_TASK REQUIREMENTS:_ Pictures in the records should not be copied, but every other part must be repeated exactly.

══════════════════════════════

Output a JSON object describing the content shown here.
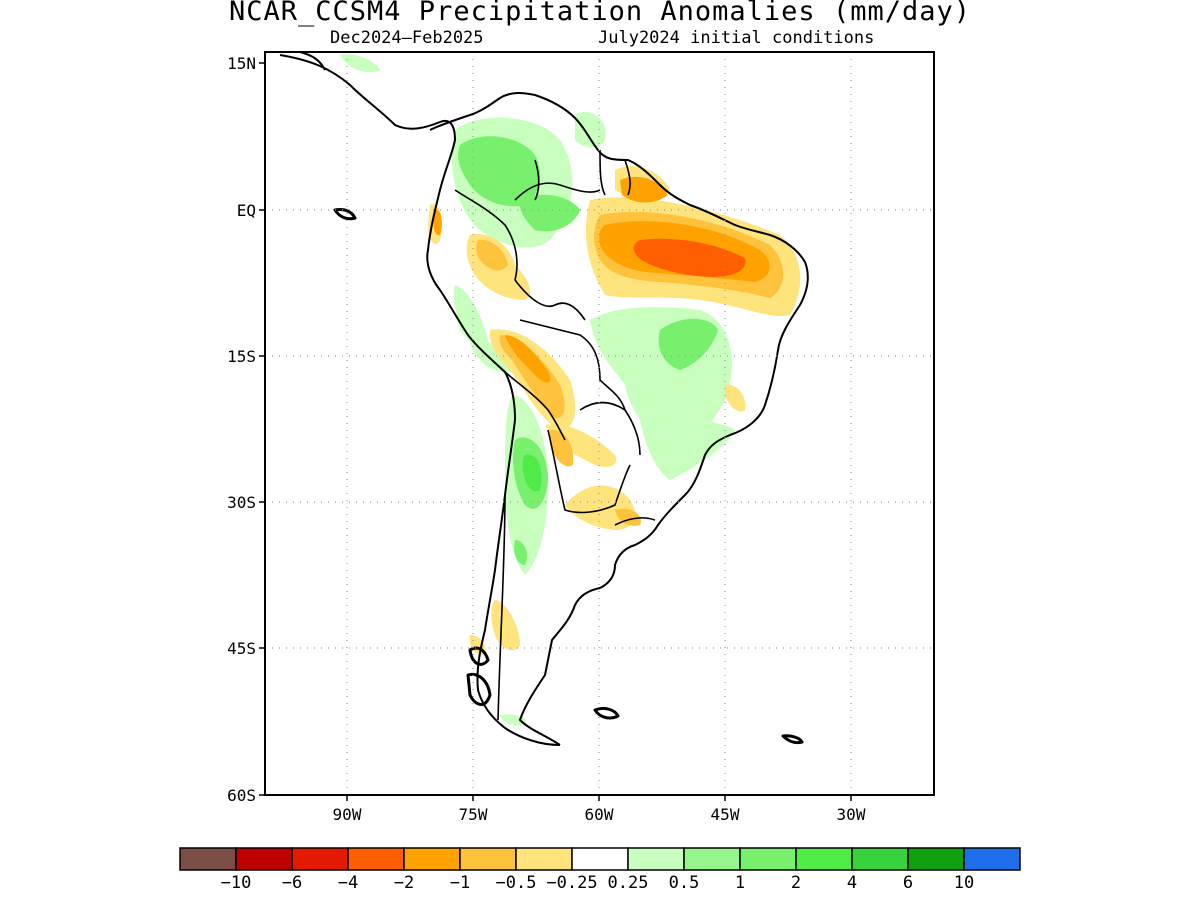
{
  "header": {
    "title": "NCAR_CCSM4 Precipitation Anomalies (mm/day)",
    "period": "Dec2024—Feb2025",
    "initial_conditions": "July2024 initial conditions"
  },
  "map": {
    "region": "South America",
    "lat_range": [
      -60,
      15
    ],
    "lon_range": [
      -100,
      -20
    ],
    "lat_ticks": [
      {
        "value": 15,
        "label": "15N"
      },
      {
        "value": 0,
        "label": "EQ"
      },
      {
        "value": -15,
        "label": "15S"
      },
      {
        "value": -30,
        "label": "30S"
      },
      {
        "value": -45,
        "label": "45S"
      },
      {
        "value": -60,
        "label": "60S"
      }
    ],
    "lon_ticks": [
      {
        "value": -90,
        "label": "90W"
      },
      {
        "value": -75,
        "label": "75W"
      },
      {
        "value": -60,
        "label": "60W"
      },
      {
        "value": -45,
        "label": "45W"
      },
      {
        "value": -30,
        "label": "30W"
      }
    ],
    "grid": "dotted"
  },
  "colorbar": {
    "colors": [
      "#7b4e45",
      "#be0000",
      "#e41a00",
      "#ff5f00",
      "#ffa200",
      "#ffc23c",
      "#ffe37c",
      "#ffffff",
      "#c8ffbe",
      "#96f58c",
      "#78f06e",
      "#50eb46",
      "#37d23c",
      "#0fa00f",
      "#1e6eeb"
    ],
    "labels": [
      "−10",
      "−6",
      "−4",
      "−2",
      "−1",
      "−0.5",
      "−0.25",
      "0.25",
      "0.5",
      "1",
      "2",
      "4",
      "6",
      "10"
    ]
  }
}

══════════════════════════════

_THE SOLUTION:_
Output a JSON object describing the content shown here.
{
  "header": {
    "title": "NCAR_CCSM4 Precipitation Anomalies (mm/day)",
    "period": "Dec2024—Feb2025",
    "initial_conditions": "July2024 initial conditions"
  },
  "map": {
    "region": "South America",
    "lat_range": [
      -60,
      15
    ],
    "lon_range": [
      -100,
      -20
    ],
    "lat_ticks": [
      {
        "value": 15,
        "label": "15N"
      },
      {
        "value": 0,
        "label": "EQ"
      },
      {
        "value": -15,
        "label": "15S"
      },
      {
        "value": -30,
        "label": "30S"
      },
      {
        "value": -45,
        "label": "45S"
      },
      {
        "value": -60,
        "label": "60S"
      }
    ],
    "lon_ticks": [
      {
        "value": -90,
        "label": "90W"
      },
      {
        "value": -75,
        "label": "75W"
      },
      {
        "value": -60,
        "label": "60W"
      },
      {
        "value": -45,
        "label": "45W"
      },
      {
        "value": -30,
        "label": "30W"
      }
    ],
    "grid": "dotted"
  },
  "colorbar": {
    "colors": [
      "#7b4e45",
      "#be0000",
      "#e41a00",
      "#ff5f00",
      "#ffa200",
      "#ffc23c",
      "#ffe37c",
      "#ffffff",
      "#c8ffbe",
      "#96f58c",
      "#78f06e",
      "#50eb46",
      "#37d23c",
      "#0fa00f",
      "#1e6eeb"
    ],
    "labels": [
      "−10",
      "−6",
      "−4",
      "−2",
      "−1",
      "−0.5",
      "−0.25",
      "0.25",
      "0.5",
      "1",
      "2",
      "4",
      "6",
      "10"
    ]
  }
}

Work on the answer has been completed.